++++ Supplied material
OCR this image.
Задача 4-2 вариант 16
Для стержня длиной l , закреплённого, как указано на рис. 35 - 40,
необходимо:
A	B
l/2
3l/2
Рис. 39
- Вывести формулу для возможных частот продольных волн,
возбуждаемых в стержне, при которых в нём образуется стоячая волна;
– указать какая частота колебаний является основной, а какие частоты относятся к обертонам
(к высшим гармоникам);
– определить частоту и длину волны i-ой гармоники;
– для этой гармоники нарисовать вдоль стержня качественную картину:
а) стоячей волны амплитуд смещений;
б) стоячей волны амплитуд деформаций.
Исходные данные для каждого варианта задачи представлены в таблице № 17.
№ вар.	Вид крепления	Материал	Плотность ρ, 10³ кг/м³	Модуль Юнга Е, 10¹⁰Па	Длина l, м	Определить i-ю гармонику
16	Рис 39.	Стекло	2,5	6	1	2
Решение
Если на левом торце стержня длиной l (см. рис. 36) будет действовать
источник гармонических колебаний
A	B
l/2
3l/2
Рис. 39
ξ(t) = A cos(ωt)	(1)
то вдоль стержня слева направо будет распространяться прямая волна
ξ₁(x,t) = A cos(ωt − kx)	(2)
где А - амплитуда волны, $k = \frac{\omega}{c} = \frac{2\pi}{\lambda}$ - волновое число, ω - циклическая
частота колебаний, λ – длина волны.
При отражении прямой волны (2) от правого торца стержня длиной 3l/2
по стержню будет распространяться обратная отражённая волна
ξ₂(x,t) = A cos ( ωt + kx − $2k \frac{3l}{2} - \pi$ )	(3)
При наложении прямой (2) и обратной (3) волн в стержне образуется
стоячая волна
++++++++
Return only the number of lines in the preceding records that contain the string "стержне".

2